> Written task: Exclude the pictures and reproduce the remaining data exactly as written.

Dataset listings of figures:
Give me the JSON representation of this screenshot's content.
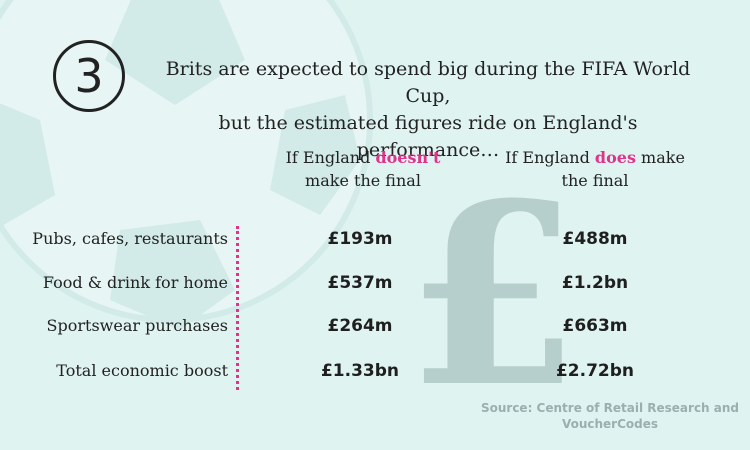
{
  "badge_number": "3",
  "headline": {
    "line1": "Brits are expected to spend big during the FIFA World Cup,",
    "line2": "but the estimated figures ride on England's performance…"
  },
  "columns": {
    "col1": {
      "pre": "If England ",
      "highlight": "doesn't",
      "post": "make the final"
    },
    "col2": {
      "pre": "If England ",
      "highlight": "does",
      "post_same_line": " make",
      "post": "the final"
    }
  },
  "chart_data": {
    "type": "table",
    "columns": [
      "If England doesn't make the final",
      "If England does make the final"
    ],
    "rows": [
      {
        "label": "Pubs, cafes, restaurants",
        "values": [
          "£193m",
          "£488m"
        ]
      },
      {
        "label": "Food & drink for home",
        "values": [
          "£537m",
          "£1.2bn"
        ]
      },
      {
        "label": "Sportswear purchases",
        "values": [
          "£264m",
          "£663m"
        ]
      },
      {
        "label": "Total economic boost",
        "values": [
          "£1.33bn",
          "£2.72bn"
        ]
      }
    ]
  },
  "source": {
    "line1": "Source: Centre of Retail Research and",
    "line2": "VoucherCodes"
  },
  "colors": {
    "background": "#dff3f1",
    "highlight": "#e0338a",
    "watermark": "#b6cfcc"
  },
  "icons": {
    "background": "football-icon",
    "watermark": "pound-sign-icon"
  }
}
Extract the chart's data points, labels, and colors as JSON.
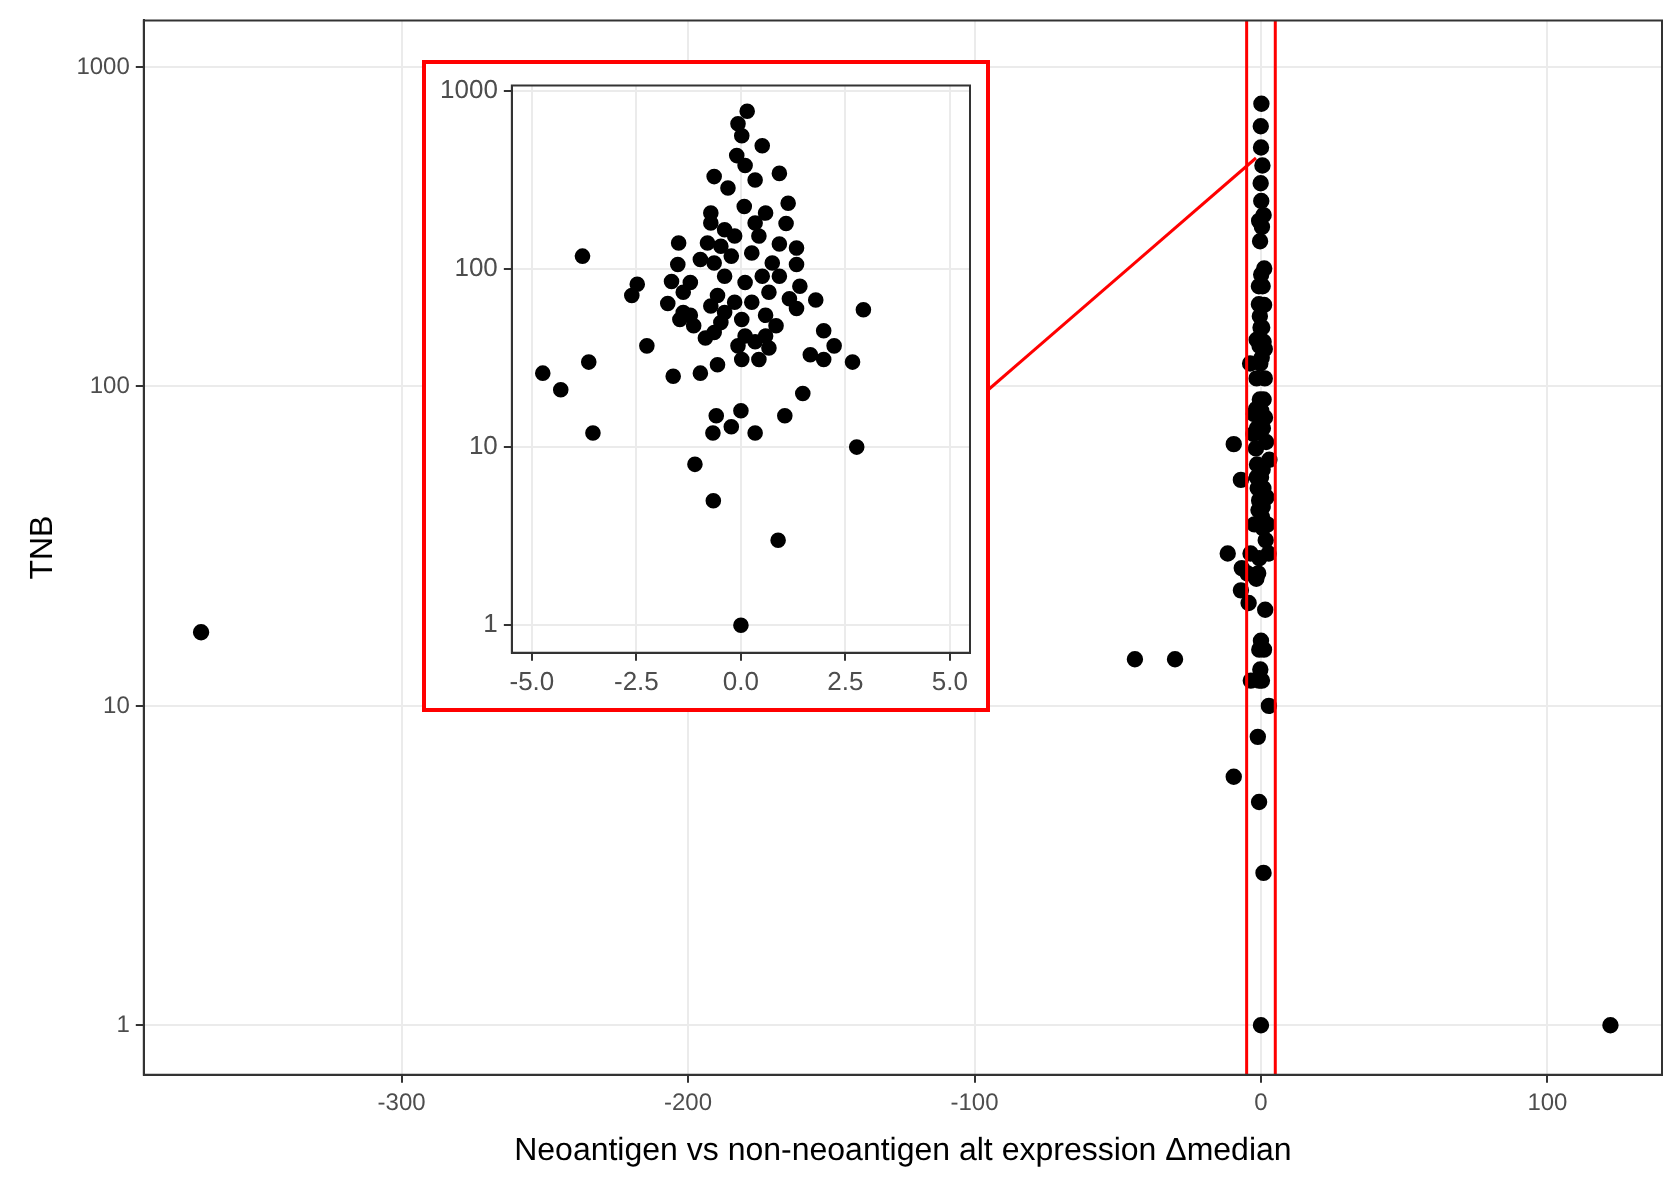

> Correct answer:
Give me the JSON representation of this screenshot's content.
{
  "badge_number": "3",
  "headline": {
    "line1": "Brits are expected to spend big during the FIFA World Cup,",
    "line2": "but the estimated figures ride on England's performance…"
  },
  "columns": {
    "col1": {
      "pre": "If England ",
      "highlight": "doesn't",
      "post": "make the final"
    },
    "col2": {
      "pre": "If England ",
      "highlight": "does",
      "post_same_line": " make",
      "post": "the final"
    }
  },
  "chart_data": {
    "type": "table",
    "columns": [
      "If England doesn't make the final",
      "If England does make the final"
    ],
    "rows": [
      {
        "label": "Pubs, cafes, restaurants",
        "values": [
          "£193m",
          "£488m"
        ]
      },
      {
        "label": "Food & drink for home",
        "values": [
          "£537m",
          "£1.2bn"
        ]
      },
      {
        "label": "Sportswear purchases",
        "values": [
          "£264m",
          "£663m"
        ]
      },
      {
        "label": "Total economic boost",
        "values": [
          "£1.33bn",
          "£2.72bn"
        ]
      }
    ]
  },
  "source": {
    "line1": "Source: Centre of Retail Research and",
    "line2": "VoucherCodes"
  },
  "colors": {
    "background": "#dff3f1",
    "highlight": "#e0338a",
    "watermark": "#b6cfcc"
  },
  "icons": {
    "background": "football-icon",
    "watermark": "pound-sign-icon"
  }
}
Extract the chart's data points, labels, and colors as JSON.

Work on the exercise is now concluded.